>> start

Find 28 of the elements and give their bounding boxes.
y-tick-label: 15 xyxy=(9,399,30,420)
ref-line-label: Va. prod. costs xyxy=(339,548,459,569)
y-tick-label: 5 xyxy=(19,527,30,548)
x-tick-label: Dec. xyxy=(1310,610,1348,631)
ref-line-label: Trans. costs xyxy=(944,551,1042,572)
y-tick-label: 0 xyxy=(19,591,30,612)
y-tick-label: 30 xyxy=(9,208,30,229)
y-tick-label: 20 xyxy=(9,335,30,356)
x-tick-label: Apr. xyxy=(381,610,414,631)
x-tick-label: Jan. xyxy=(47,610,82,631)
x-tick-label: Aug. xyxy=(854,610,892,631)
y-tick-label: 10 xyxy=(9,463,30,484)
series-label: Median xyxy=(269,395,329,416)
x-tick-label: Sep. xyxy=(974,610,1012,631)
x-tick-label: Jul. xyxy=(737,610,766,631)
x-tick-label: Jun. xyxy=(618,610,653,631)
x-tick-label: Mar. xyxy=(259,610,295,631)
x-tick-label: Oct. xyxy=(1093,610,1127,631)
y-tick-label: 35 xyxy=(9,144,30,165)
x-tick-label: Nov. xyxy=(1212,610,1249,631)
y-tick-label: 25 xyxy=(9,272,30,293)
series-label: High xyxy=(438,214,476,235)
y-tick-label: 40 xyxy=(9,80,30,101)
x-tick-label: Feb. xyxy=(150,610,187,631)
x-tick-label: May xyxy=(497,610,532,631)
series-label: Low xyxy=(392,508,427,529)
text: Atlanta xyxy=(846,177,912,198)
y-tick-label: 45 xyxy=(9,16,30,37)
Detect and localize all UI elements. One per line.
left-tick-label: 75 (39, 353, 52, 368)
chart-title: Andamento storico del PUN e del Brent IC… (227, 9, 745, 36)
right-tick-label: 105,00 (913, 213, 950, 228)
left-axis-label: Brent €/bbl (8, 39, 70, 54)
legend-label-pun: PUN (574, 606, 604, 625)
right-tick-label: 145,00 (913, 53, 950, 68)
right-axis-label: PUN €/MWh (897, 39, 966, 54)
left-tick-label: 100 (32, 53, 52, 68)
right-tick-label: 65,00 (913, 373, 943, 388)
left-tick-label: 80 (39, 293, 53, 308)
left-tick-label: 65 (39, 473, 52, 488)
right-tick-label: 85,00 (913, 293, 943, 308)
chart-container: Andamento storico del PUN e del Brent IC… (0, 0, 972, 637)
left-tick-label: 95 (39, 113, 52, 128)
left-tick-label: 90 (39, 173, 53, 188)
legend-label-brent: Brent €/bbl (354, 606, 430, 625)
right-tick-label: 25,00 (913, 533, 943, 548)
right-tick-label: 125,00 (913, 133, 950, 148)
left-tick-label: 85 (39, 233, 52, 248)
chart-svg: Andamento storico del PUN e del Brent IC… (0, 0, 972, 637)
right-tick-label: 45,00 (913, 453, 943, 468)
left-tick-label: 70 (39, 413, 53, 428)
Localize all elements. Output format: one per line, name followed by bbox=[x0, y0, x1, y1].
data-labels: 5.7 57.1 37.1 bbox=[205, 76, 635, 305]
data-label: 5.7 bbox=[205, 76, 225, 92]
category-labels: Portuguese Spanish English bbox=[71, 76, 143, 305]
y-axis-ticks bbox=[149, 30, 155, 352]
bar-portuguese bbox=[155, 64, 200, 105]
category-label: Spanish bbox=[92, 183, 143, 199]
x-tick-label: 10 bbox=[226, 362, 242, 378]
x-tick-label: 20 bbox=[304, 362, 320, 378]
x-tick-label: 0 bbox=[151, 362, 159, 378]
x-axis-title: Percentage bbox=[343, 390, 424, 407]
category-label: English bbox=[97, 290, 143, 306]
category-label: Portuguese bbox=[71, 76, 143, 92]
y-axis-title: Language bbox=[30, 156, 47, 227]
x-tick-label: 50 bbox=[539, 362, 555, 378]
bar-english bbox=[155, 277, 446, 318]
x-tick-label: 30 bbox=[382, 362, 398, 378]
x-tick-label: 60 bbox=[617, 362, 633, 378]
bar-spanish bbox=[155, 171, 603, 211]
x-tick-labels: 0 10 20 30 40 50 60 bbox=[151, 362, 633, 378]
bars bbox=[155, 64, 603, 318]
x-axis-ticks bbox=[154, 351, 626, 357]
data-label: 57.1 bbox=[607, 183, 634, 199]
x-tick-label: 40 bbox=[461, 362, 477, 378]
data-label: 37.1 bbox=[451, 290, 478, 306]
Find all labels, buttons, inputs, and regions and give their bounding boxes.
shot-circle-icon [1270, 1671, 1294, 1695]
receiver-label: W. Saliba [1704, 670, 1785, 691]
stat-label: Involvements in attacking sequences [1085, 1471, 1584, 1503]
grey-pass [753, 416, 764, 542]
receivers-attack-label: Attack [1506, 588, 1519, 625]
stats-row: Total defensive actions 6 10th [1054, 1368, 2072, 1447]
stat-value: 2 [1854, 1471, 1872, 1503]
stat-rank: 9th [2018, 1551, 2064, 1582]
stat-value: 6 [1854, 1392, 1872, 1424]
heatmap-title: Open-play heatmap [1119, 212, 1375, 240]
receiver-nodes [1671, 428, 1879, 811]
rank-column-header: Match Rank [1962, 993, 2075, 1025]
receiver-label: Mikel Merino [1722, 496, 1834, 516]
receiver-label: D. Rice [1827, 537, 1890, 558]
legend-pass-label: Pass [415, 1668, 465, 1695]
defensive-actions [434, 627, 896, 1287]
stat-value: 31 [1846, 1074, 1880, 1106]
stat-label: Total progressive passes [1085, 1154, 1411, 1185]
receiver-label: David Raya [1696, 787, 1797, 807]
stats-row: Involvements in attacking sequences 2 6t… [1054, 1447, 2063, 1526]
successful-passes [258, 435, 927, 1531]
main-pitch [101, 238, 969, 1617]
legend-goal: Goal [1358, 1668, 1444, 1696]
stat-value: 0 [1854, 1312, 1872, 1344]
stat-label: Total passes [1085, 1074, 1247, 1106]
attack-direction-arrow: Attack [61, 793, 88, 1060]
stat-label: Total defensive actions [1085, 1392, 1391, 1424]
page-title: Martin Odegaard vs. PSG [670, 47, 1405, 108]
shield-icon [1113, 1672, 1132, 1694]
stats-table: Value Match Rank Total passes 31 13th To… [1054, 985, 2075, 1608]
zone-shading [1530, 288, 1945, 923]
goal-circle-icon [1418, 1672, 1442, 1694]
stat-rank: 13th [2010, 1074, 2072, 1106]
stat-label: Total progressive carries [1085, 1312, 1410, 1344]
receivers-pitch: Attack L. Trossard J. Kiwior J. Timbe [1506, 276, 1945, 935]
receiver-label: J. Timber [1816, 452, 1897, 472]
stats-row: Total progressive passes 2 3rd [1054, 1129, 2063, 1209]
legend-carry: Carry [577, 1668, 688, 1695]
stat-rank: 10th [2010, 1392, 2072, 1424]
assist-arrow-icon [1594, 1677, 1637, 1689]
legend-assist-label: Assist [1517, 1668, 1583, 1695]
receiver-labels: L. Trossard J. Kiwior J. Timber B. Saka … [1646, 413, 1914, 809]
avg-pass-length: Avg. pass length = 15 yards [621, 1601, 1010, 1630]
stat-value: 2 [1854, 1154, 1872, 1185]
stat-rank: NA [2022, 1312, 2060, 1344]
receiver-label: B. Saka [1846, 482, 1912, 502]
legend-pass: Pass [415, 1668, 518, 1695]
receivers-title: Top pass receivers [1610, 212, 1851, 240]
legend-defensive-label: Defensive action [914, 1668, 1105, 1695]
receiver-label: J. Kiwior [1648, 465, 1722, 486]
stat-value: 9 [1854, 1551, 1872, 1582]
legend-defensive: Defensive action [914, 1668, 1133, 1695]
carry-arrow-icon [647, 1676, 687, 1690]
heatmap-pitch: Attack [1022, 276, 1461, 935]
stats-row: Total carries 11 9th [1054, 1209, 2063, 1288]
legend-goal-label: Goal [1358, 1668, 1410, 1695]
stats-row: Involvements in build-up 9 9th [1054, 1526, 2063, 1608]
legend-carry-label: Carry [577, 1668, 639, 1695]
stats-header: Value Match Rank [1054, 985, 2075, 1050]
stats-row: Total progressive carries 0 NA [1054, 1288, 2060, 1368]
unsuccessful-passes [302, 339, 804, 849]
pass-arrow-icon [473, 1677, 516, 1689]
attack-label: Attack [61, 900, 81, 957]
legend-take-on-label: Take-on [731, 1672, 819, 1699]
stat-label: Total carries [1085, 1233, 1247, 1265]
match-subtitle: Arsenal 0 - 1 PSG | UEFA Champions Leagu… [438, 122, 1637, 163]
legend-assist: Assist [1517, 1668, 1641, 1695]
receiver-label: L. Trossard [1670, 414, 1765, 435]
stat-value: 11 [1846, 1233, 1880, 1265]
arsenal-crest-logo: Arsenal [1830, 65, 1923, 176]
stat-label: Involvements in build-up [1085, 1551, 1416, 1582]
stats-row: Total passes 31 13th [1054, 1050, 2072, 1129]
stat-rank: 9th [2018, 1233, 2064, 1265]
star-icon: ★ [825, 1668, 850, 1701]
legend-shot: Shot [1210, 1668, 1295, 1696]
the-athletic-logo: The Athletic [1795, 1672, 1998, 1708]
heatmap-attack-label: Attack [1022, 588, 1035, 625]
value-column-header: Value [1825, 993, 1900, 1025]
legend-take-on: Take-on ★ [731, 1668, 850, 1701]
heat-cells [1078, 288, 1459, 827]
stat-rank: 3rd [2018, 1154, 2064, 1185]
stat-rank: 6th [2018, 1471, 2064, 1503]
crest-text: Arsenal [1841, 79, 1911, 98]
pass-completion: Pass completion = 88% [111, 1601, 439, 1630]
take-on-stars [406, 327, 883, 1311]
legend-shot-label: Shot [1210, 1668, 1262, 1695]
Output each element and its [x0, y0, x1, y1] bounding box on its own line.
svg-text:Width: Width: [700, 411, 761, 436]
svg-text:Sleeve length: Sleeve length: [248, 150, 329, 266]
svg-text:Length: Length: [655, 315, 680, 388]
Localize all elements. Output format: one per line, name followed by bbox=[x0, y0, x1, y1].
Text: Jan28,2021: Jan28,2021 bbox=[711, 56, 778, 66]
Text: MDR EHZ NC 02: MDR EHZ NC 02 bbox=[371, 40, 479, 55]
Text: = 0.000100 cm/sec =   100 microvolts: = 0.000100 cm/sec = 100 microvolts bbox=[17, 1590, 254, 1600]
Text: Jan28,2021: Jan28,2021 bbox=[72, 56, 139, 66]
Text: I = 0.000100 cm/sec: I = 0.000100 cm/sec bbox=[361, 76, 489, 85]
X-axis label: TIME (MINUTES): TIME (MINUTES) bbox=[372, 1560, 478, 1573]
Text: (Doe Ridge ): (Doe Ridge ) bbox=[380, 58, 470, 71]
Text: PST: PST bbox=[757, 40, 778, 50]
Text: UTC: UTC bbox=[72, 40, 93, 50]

>> end

WRITTEN TASK =
Rewrite the rows from the very beginning down through the row containing "right-tick-label: 105,00 (913, 213, 950, 228)", changing "x-tick-label" to "x-axis-label" and keeping everything else the same.

ANSWER TO THE EXERCISE =
Find 28 of the elements and give their bounding boxes.
y-tick-label: 15 xyxy=(9,399,30,420)
ref-line-label: Va. prod. costs xyxy=(339,548,459,569)
y-tick-label: 5 xyxy=(19,527,30,548)
x-axis-label: Dec. xyxy=(1310,610,1348,631)
ref-line-label: Trans. costs xyxy=(944,551,1042,572)
y-tick-label: 0 xyxy=(19,591,30,612)
y-tick-label: 30 xyxy=(9,208,30,229)
y-tick-label: 20 xyxy=(9,335,30,356)
x-axis-label: Apr. xyxy=(381,610,414,631)
x-axis-label: Jan. xyxy=(47,610,82,631)
x-axis-label: Aug. xyxy=(854,610,892,631)
y-tick-label: 10 xyxy=(9,463,30,484)
series-label: Median xyxy=(269,395,329,416)
x-axis-label: Sep. xyxy=(974,610,1012,631)
x-axis-label: Jul. xyxy=(737,610,766,631)
x-axis-label: Jun. xyxy=(618,610,653,631)
x-axis-label: Mar. xyxy=(259,610,295,631)
x-axis-label: Oct. xyxy=(1093,610,1127,631)
y-tick-label: 35 xyxy=(9,144,30,165)
x-axis-label: Nov. xyxy=(1212,610,1249,631)
y-tick-label: 25 xyxy=(9,272,30,293)
series-label: High xyxy=(438,214,476,235)
y-tick-label: 40 xyxy=(9,80,30,101)
x-axis-label: Feb. xyxy=(150,610,187,631)
x-axis-label: May xyxy=(497,610,532,631)
series-label: Low xyxy=(392,508,427,529)
text: Atlanta xyxy=(846,177,912,198)
y-tick-label: 45 xyxy=(9,16,30,37)
Detect and localize all UI elements. One per line.
left-tick-label: 75 (39, 353, 52, 368)
chart-title: Andamento storico del PUN e del Brent IC… (227, 9, 745, 36)
right-tick-label: 105,00 (913, 213, 950, 228)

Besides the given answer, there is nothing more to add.